Would you repeat the lines from the one with "Parse this chart and return its data as JSON." through the final line, both included, and nothing else? No pictures belong in the copy.

─── Data entries

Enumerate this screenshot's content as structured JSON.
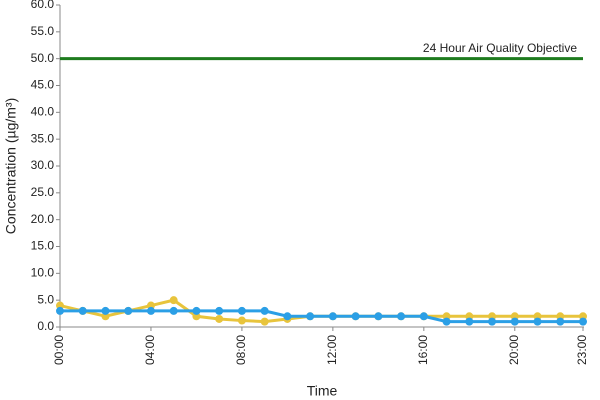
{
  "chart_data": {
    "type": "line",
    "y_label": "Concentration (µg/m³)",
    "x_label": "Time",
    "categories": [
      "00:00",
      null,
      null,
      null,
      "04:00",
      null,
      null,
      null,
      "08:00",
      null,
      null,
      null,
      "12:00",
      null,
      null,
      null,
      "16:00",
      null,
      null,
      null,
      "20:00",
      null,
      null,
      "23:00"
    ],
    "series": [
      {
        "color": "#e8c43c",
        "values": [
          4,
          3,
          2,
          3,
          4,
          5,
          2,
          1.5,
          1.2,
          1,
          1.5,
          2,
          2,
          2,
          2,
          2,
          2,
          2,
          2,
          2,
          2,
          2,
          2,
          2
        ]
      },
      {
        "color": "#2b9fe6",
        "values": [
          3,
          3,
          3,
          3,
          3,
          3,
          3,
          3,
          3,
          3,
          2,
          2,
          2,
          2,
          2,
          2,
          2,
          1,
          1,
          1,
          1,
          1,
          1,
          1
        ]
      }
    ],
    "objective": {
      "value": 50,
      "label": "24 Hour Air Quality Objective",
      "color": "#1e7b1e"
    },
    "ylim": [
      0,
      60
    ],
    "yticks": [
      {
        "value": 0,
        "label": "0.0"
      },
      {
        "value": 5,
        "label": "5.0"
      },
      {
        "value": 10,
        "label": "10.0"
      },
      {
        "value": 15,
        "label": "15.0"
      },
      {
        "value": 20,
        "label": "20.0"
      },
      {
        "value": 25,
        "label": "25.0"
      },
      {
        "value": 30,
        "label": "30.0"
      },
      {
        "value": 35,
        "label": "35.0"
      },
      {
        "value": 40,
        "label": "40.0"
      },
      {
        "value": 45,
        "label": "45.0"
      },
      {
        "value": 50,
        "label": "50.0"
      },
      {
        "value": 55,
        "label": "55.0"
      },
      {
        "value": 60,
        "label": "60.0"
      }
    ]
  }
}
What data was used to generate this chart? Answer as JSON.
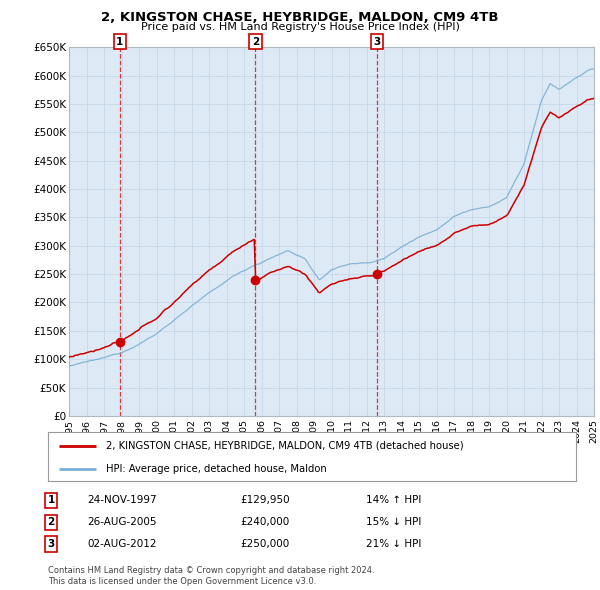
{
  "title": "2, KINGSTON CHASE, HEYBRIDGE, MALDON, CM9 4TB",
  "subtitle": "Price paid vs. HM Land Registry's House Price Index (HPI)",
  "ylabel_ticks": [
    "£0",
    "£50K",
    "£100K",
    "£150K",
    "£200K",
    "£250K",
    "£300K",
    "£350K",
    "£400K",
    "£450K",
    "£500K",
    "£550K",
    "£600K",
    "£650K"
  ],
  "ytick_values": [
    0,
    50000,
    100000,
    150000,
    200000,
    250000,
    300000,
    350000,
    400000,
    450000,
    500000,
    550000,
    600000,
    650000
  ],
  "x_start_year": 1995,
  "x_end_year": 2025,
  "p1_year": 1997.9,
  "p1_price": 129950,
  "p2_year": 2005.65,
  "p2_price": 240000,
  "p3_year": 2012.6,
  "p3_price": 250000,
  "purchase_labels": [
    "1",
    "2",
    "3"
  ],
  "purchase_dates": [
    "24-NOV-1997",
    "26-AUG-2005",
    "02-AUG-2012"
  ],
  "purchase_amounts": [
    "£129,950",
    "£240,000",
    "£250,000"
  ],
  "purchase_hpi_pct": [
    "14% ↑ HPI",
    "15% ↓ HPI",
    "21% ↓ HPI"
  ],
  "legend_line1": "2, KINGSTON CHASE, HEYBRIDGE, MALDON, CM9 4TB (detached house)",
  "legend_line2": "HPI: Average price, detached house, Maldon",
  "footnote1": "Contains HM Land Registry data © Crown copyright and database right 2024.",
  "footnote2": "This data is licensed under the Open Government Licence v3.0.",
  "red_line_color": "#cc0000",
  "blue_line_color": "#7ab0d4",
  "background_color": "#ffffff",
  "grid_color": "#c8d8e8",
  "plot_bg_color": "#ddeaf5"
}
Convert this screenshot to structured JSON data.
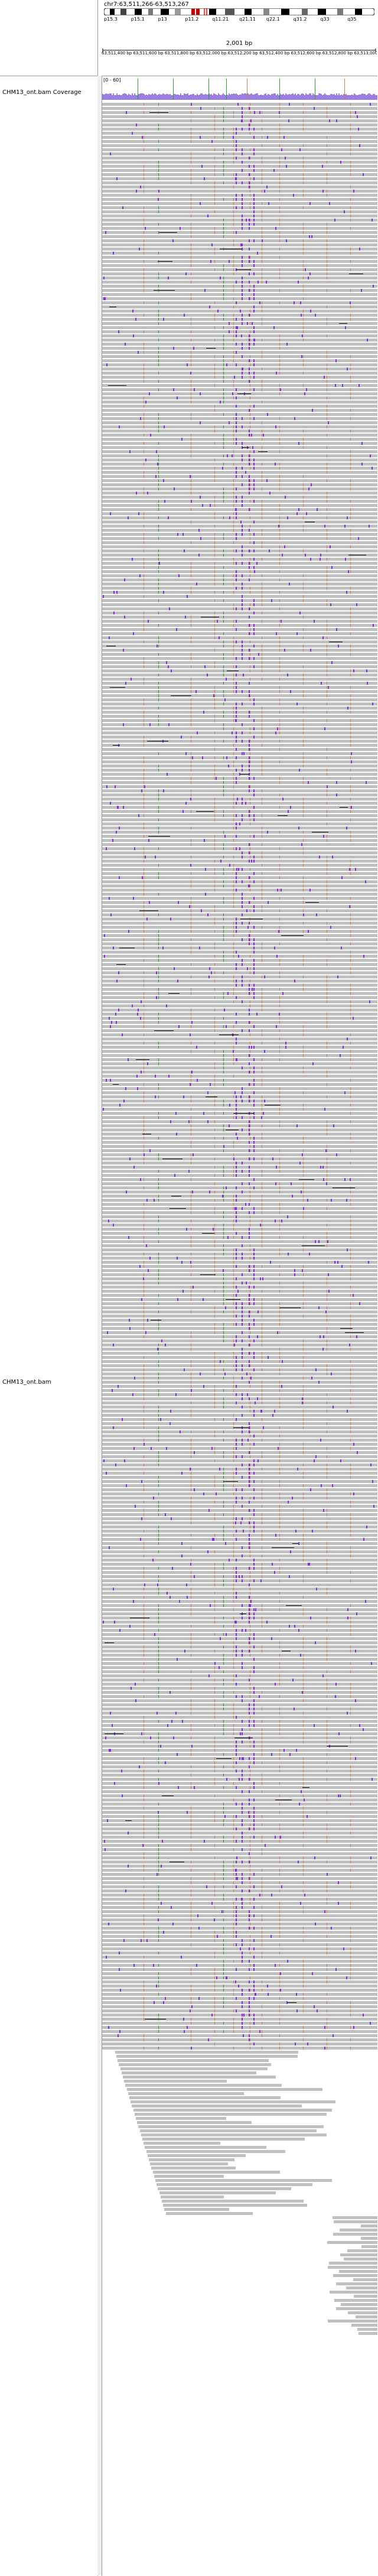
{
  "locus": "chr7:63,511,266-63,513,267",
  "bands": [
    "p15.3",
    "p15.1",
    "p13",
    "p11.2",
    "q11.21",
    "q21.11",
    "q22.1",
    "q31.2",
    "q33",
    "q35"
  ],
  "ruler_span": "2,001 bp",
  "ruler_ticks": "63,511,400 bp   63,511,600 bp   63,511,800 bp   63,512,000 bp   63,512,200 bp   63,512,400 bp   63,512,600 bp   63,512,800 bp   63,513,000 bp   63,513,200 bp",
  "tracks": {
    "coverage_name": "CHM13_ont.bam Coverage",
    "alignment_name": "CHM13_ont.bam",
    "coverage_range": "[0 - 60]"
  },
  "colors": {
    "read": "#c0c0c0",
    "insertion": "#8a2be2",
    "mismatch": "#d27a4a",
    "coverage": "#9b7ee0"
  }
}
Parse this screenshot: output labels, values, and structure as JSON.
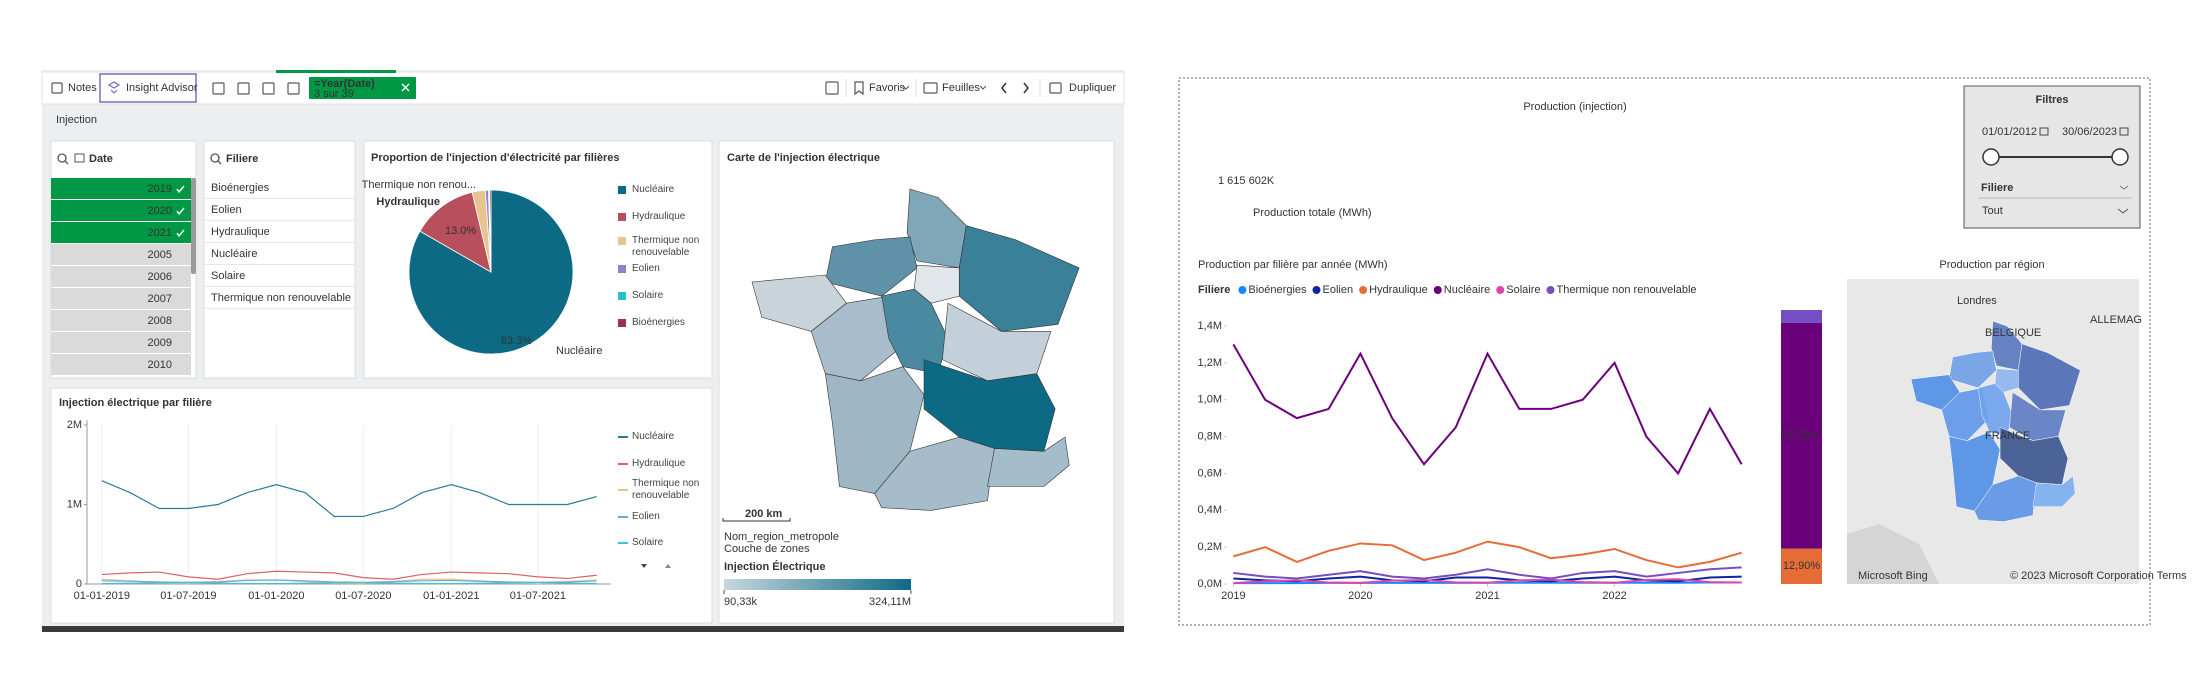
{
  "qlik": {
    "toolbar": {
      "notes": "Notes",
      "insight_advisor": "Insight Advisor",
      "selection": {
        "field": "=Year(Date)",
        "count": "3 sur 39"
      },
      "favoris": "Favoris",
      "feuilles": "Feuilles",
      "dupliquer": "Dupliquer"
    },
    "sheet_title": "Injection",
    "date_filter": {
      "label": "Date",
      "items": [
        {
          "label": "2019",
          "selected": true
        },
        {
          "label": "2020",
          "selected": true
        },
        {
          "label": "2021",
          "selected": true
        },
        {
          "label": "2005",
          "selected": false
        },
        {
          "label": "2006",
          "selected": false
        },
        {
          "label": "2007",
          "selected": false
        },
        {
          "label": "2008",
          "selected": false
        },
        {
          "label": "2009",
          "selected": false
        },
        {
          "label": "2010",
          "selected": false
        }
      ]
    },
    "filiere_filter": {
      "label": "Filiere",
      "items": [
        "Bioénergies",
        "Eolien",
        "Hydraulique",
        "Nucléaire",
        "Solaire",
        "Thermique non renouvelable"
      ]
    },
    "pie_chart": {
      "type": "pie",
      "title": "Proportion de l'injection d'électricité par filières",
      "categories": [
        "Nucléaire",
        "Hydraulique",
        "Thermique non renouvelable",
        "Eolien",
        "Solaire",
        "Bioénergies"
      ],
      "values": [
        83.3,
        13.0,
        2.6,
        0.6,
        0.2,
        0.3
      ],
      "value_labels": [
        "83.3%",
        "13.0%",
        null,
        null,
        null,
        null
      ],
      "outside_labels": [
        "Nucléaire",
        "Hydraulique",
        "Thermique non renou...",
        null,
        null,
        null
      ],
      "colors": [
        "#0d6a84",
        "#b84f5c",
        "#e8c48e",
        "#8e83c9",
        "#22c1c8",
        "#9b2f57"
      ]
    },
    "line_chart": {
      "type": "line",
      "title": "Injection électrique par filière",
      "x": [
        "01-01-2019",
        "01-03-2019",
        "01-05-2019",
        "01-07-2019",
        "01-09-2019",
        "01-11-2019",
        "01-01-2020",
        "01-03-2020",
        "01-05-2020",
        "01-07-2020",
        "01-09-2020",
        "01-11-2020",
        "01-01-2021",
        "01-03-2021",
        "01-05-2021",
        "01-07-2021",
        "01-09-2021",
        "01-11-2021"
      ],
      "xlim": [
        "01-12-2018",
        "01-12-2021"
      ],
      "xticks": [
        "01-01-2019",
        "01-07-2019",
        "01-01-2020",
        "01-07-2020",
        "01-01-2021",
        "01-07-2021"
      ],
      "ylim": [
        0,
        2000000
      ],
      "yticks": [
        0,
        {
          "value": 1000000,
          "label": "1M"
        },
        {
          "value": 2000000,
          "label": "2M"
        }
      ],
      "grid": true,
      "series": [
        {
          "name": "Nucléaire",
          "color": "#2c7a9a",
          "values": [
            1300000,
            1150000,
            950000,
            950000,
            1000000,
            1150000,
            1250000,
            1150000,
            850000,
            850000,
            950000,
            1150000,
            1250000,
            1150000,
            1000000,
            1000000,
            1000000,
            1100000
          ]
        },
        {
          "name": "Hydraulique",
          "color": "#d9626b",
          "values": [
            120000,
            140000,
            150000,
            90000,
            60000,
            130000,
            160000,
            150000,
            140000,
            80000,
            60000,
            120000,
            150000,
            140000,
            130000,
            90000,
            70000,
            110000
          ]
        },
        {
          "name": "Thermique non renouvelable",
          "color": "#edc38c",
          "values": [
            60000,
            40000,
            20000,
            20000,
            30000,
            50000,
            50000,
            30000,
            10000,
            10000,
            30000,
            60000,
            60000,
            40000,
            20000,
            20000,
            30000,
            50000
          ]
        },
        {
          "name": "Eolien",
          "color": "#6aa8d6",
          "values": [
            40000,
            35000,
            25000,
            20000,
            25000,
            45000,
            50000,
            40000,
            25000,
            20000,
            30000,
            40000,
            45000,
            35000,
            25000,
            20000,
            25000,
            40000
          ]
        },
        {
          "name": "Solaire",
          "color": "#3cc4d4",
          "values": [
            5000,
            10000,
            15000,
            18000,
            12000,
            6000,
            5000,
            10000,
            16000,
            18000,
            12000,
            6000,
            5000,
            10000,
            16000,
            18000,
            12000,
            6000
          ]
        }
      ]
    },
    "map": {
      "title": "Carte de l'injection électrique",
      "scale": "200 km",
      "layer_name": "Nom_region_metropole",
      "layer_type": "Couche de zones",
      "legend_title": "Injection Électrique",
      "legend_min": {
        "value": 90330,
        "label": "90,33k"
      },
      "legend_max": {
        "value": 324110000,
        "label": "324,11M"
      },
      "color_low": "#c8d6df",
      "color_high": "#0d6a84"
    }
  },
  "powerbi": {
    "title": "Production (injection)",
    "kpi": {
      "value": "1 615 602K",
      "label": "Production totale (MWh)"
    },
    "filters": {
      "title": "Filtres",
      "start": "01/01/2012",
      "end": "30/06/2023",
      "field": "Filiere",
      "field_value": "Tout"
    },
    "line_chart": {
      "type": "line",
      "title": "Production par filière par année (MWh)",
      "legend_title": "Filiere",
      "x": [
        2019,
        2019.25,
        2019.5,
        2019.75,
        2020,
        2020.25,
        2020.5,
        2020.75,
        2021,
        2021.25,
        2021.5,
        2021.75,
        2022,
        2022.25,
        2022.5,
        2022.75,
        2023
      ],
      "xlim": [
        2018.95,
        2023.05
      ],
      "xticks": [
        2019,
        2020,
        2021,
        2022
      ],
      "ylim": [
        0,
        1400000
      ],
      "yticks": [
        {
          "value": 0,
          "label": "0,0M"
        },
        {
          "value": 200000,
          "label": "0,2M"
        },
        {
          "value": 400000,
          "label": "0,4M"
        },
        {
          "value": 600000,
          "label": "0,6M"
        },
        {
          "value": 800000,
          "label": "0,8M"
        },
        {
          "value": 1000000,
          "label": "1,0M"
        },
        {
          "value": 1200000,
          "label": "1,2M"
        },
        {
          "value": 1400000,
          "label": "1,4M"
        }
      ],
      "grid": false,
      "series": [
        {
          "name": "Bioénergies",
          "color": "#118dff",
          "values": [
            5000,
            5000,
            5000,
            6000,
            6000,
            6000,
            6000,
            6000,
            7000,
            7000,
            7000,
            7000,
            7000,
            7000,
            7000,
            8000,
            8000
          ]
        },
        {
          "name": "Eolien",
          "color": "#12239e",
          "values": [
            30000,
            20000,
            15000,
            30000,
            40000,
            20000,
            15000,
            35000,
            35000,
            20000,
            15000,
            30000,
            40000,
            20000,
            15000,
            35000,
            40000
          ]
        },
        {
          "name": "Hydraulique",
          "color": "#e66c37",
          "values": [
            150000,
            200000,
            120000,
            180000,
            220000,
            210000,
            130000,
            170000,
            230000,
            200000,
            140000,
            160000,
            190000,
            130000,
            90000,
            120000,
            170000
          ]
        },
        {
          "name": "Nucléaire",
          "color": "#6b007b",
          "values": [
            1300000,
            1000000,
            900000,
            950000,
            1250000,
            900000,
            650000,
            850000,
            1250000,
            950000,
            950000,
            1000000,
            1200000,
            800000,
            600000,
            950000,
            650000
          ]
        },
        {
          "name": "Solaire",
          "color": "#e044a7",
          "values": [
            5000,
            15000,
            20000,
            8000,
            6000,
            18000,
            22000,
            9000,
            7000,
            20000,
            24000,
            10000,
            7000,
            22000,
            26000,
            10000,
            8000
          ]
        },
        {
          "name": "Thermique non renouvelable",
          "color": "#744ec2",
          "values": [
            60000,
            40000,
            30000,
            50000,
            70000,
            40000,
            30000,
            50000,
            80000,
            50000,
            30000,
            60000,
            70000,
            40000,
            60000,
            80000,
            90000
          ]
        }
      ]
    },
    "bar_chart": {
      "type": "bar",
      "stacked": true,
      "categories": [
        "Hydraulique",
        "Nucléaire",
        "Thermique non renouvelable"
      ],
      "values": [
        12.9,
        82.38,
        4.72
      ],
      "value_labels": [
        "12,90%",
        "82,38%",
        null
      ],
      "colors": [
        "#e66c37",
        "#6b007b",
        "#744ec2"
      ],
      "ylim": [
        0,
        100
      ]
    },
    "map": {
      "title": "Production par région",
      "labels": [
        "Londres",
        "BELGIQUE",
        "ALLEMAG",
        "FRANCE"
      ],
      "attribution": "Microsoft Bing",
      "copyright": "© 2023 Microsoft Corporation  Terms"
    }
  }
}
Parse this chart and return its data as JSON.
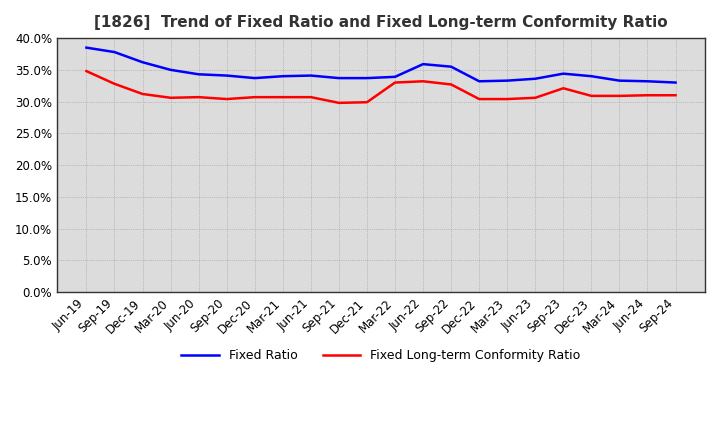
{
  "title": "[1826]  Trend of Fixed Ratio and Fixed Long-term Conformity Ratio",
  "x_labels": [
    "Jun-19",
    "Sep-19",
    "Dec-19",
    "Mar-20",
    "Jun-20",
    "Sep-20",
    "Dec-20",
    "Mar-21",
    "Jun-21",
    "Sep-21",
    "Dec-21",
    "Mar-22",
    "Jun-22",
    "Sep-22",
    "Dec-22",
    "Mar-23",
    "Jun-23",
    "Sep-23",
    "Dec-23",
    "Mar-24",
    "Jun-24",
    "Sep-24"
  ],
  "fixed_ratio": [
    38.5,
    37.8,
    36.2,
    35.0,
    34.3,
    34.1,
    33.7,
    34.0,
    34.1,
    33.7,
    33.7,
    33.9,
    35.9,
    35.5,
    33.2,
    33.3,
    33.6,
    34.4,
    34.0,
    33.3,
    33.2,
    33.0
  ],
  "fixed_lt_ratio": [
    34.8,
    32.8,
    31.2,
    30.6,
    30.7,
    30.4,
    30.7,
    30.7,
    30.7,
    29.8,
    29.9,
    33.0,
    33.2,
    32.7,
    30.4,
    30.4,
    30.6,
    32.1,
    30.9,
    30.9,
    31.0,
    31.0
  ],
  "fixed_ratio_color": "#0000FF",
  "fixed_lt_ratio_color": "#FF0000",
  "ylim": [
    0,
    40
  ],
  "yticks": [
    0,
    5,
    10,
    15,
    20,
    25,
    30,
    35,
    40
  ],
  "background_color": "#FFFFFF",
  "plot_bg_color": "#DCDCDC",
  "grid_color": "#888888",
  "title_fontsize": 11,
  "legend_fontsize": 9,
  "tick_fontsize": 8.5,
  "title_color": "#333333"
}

──────

▸ Reply to the task
Parse this chart and return its data as JSON.
{
  "title": "[1826]  Trend of Fixed Ratio and Fixed Long-term Conformity Ratio",
  "x_labels": [
    "Jun-19",
    "Sep-19",
    "Dec-19",
    "Mar-20",
    "Jun-20",
    "Sep-20",
    "Dec-20",
    "Mar-21",
    "Jun-21",
    "Sep-21",
    "Dec-21",
    "Mar-22",
    "Jun-22",
    "Sep-22",
    "Dec-22",
    "Mar-23",
    "Jun-23",
    "Sep-23",
    "Dec-23",
    "Mar-24",
    "Jun-24",
    "Sep-24"
  ],
  "fixed_ratio": [
    38.5,
    37.8,
    36.2,
    35.0,
    34.3,
    34.1,
    33.7,
    34.0,
    34.1,
    33.7,
    33.7,
    33.9,
    35.9,
    35.5,
    33.2,
    33.3,
    33.6,
    34.4,
    34.0,
    33.3,
    33.2,
    33.0
  ],
  "fixed_lt_ratio": [
    34.8,
    32.8,
    31.2,
    30.6,
    30.7,
    30.4,
    30.7,
    30.7,
    30.7,
    29.8,
    29.9,
    33.0,
    33.2,
    32.7,
    30.4,
    30.4,
    30.6,
    32.1,
    30.9,
    30.9,
    31.0,
    31.0
  ],
  "fixed_ratio_color": "#0000FF",
  "fixed_lt_ratio_color": "#FF0000",
  "ylim": [
    0,
    40
  ],
  "yticks": [
    0,
    5,
    10,
    15,
    20,
    25,
    30,
    35,
    40
  ],
  "background_color": "#FFFFFF",
  "plot_bg_color": "#DCDCDC",
  "grid_color": "#888888",
  "title_fontsize": 11,
  "legend_fontsize": 9,
  "tick_fontsize": 8.5,
  "title_color": "#333333"
}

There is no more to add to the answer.